INPUT:
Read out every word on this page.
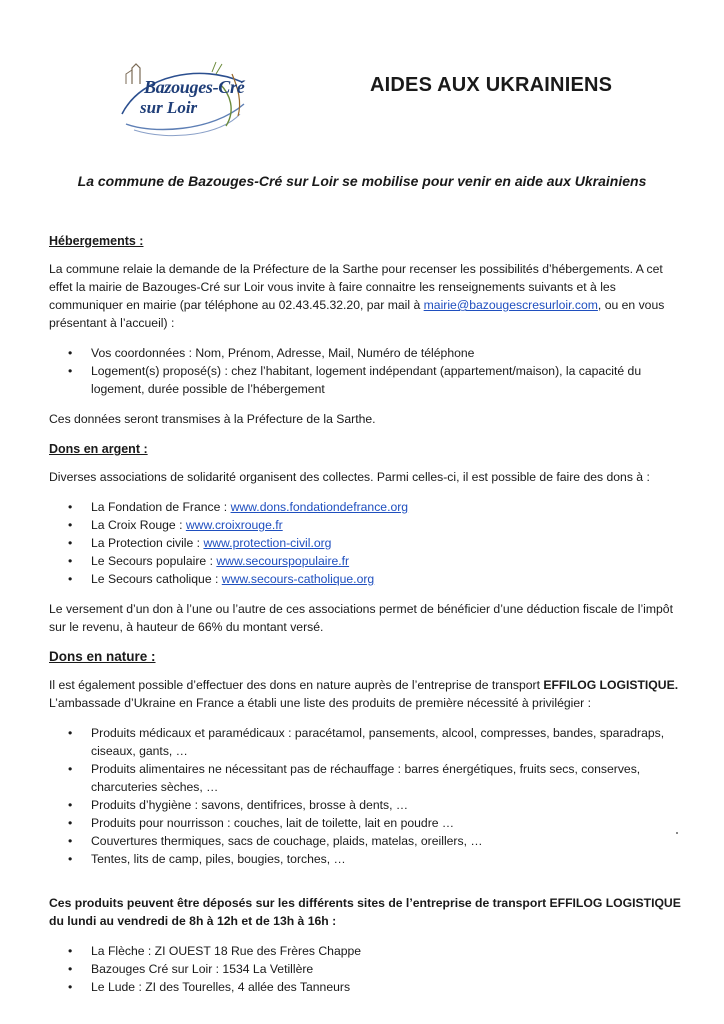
Bazouges-Cré
sur Loir
AIDES AUX UKRAINIENS

La commune de Bazouges-Cré sur Loir se mobilise pour venir en aide aux Ukrainiens

Hébergements :

La commune relaie la demande de la Préfecture de la Sarthe pour recenser les possibilités d’hébergements. A cet effet la mairie de Bazouges-Cré sur Loir vous invite à faire connaitre les renseignements suivants et à les communiquer en mairie (par téléphone au 02.43.45.32.20, par mail à mairie@bazougescresurloir.com, ou en vous présentant à l’accueil) :

• Vos coordonnées : Nom, Prénom, Adresse, Mail, Numéro de téléphone
• Logement(s) proposé(s) : chez l’habitant, logement indépendant (appartement/maison), la capacité du logement, durée possible de l’hébergement

Ces données seront transmises à la Préfecture de la Sarthe.

Dons en argent :

Diverses associations de solidarité organisent des collectes. Parmi celles-ci, il est possible de faire des dons à :

• La Fondation de France : www.dons.fondationdefrance.org
• La Croix Rouge : www.croixrouge.fr
• La Protection civile : www.protection-civil.org
• Le Secours populaire : www.secourspopulaire.fr
• Le Secours catholique : www.secours-catholique.org

Le versement d’un don à l’une ou l’autre de ces associations permet de bénéficier d’une déduction fiscale de l’impôt sur le revenu, à hauteur de 66% du montant versé.

Dons en nature :

Il est également possible d’effectuer des dons en nature auprès de l’entreprise de transport EFFILOG LOGISTIQUE.
L’ambassade d’Ukraine en France a établi une liste des produits de première nécessité à privilégier :

• Produits médicaux et paramédicaux : paracétamol, pansements, alcool, compresses, bandes, sparadraps, ciseaux, gants, …
• Produits alimentaires ne nécessitant pas de réchauffage : barres énergétiques, fruits secs, conserves, charcuteries sèches, …
• Produits d’hygiène : savons, dentifrices, brosse à dents, …
• Produits pour nourrisson : couches, lait de toilette, lait en poudre …
• Couvertures thermiques, sacs de couchage, plaids, matelas, oreillers, …
• Tentes, lits de camp, piles, bougies, torches, …

Ces produits peuvent être déposés sur les différents sites de l’entreprise de transport EFFILOG LOGISTIQUE du lundi au vendredi de 8h à 12h et de 13h à 16h :

• La Flèche : ZI OUEST 18 Rue des Frères Chappe
• Bazouges Cré sur Loir : 1534 La Vetillère
• Le Lude : ZI des Tourelles, 4 allée des Tanneurs
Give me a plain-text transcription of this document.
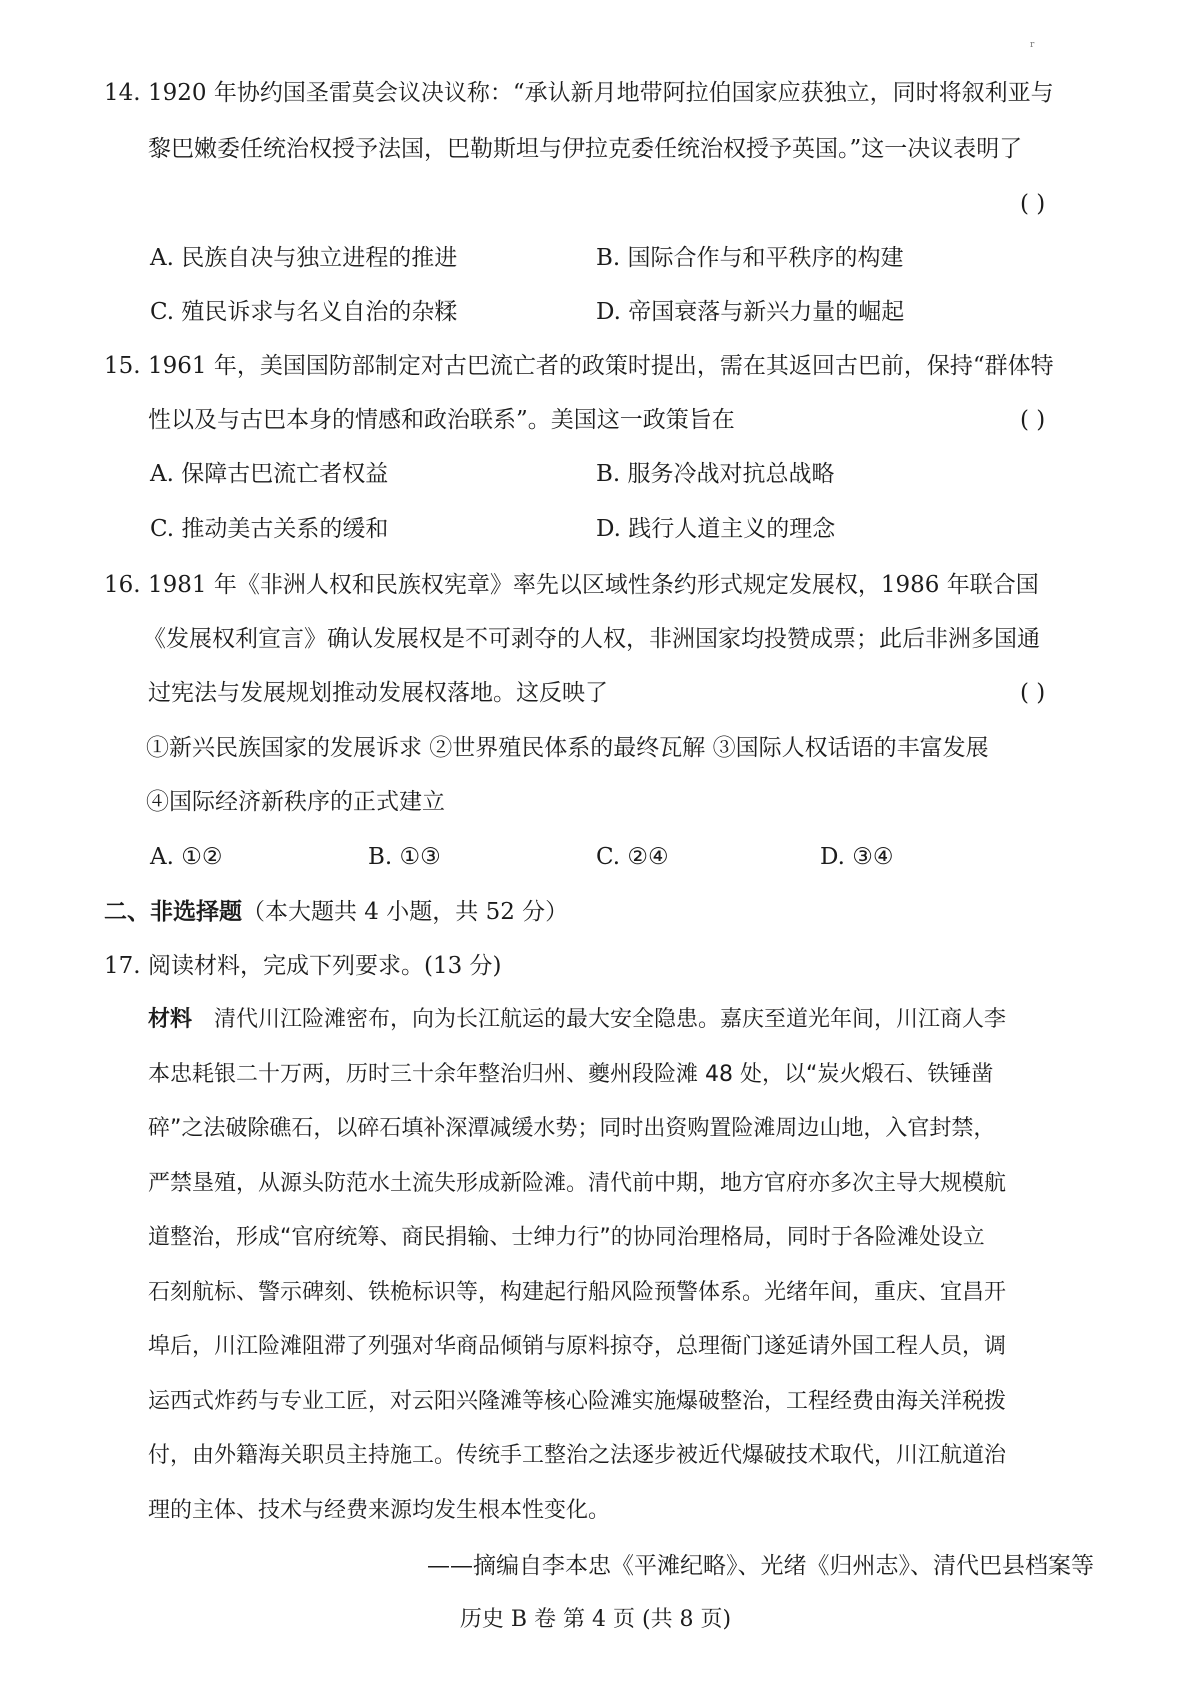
r
14. 1920 年协约国圣雷莫会议决议称：“承认新月地带阿拉伯国家应获独立，同时将叙利亚与
黎巴嫩委任统治权授予法国，巴勒斯坦与伊拉克委任统治权授予英国。”这一决议表明了
( )
A. 民族自决与独立进程的推进	B. 国际合作与和平秩序的构建
C. 殖民诉求与名义自治的杂糅	D. 帝国衰落与新兴力量的崛起
15. 1961 年，美国国防部制定对古巴流亡者的政策时提出，需在其返回古巴前，保持“群体特
性以及与古巴本身的情感和政治联系”。美国这一政策旨在	( )
A. 保障古巴流亡者权益	B. 服务冷战对抗总战略
C. 推动美古关系的缓和	D. 践行人道主义的理念
16. 1981 年《非洲人权和民族权宪章》率先以区域性条约形式规定发展权，1986 年联合国
《发展权利宣言》确认发展权是不可剥夺的人权，非洲国家均投赞成票；此后非洲多国通
过宪法与发展规划推动发展权落地。这反映了	( )
①新兴民族国家的发展诉求 ②世界殖民体系的最终瓦解 ③国际人权话语的丰富发展
④国际经济新秩序的正式建立
A. ①②	B. ①③	C. ②④	D. ③④
二、非选择题（本大题共 4 小题，共 52 分）
17. 阅读材料，完成下列要求。(13 分)
材料 清代川江险滩密布，向为长江航运的最大安全隐患。嘉庆至道光年间，川江商人李
本忠耗银二十万两，历时三十余年整治归州、夔州段险滩 48 处，以“炭火煅石、铁锤凿
碎”之法破除礁石，以碎石填补深潭减缓水势；同时出资购置险滩周边山地，入官封禁，
严禁垦殖，从源头防范水土流失形成新险滩。清代前中期，地方官府亦多次主导大规模航
道整治，形成“官府统筹、商民捐输、士绅力行”的协同治理格局，同时于各险滩处设立
石刻航标、警示碑刻、铁桅标识等，构建起行船风险预警体系。光绪年间，重庆、宜昌开
埠后，川江险滩阻滞了列强对华商品倾销与原料掠夺，总理衙门遂延请外国工程人员，调
运西式炸药与专业工匠，对云阳兴隆滩等核心险滩实施爆破整治，工程经费由海关洋税拨
付，由外籍海关职员主持施工。传统手工整治之法逐步被近代爆破技术取代，川江航道治
理的主体、技术与经费来源均发生根本性变化。
——摘编自李本忠《平滩纪略》、光绪《归州志》、清代巴县档案等
历史 B 卷 第 4 页 (共 8 页)
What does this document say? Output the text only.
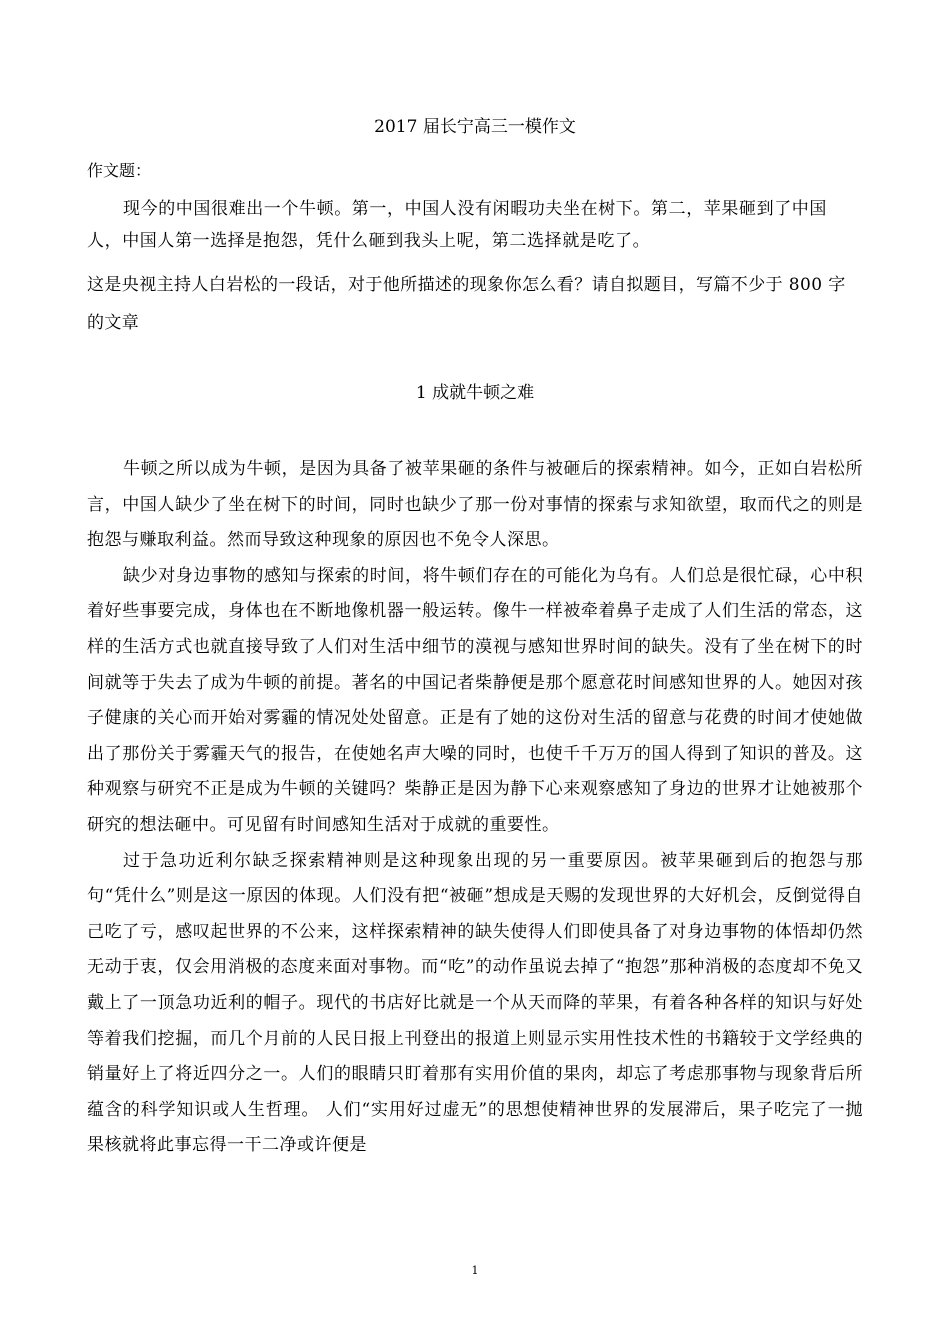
2017 届长宁高三一模作文
作文题：
现今的中国很难出一个牛顿。第一，中国人没有闲暇功夫坐在树下。第二，苹果砸到了中国人，中国人第一选择是抱怨，凭什么砸到我头上呢，第二选择就是吃了。
这是央视主持人白岩松的一段话，对于他所描述的现象你怎么看？请自拟题目，写篇不少于 800 字的文章
1 成就牛顿之难

牛顿之所以成为牛顿，是因为具备了被苹果砸的条件与被砸后的探索精神。如今，正如白岩松所言，中国人缺少了坐在树下的时间，同时也缺少了那一份对事情的探索与求知欲望，取而代之的则是抱怨与赚取利益。然而导致这种现象的原因也不免令人深思。

缺少对身边事物的感知与探索的时间，将牛顿们存在的可能化为乌有。人们总是很忙碌，心中积着好些事要完成，身体也在不断地像机器一般运转。像牛一样被牵着鼻子走成了人们生活的常态，这样的生活方式也就直接导致了人们对生活中细节的漠视与感知世界时间的缺失。没有了坐在树下的时间就等于失去了成为牛顿的前提。著名的中国记者柴静便是那个愿意花时间感知世界的人。她因对孩子健康的关心而开始对雾霾的情况处处留意。正是有了她的这份对生活的留意与花费的时间才使她做出了那份关于雾霾天气的报告，在使她名声大噪的同时，也使千千万万的国人得到了知识的普及。这种观察与研究不正是成为牛顿的关键吗？柴静正是因为静下心来观察感知了身边的世界才让她被那个研究的想法砸中。可见留有时间感知生活对于成就的重要性。

过于急功近利尔缺乏探索精神则是这种现象出现的另一重要原因。被苹果砸到后的抱怨与那句“凭什么”则是这一原因的体现。人们没有把“被砸”想成是天赐的发现世界的大好机会，反倒觉得自己吃了亏，感叹起世界的不公来，这样探索精神的缺失使得人们即使具备了对身边事物的体悟却仍然无动于衷，仅会用消极的态度来面对事物。而“吃”的动作虽说去掉了“抱怨”那种消极的态度却不免又戴上了一顶急功近利的帽子。现代的书店好比就是一个从天而降的苹果，有着各种各样的知识与好处等着我们挖掘，而几个月前的人民日报上刊登出的报道上则显示实用性技术性的书籍较于文学经典的销量好上了将近四分之一。人们的眼睛只盯着那有实用价值的果肉，却忘了考虑那事物与现象背后所蕴含的科学知识或人生哲理。 人们“实用好过虚无”的思想使精神世界的发展滞后，果子吃完了一抛果核就将此事忘得一干二净或许便是

1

WHAT YOU ARE ASKED TO DO: Lines holding the word "EFFILOG" should be counted across the entries; state only how many there are.

TASK SOLUTION: 2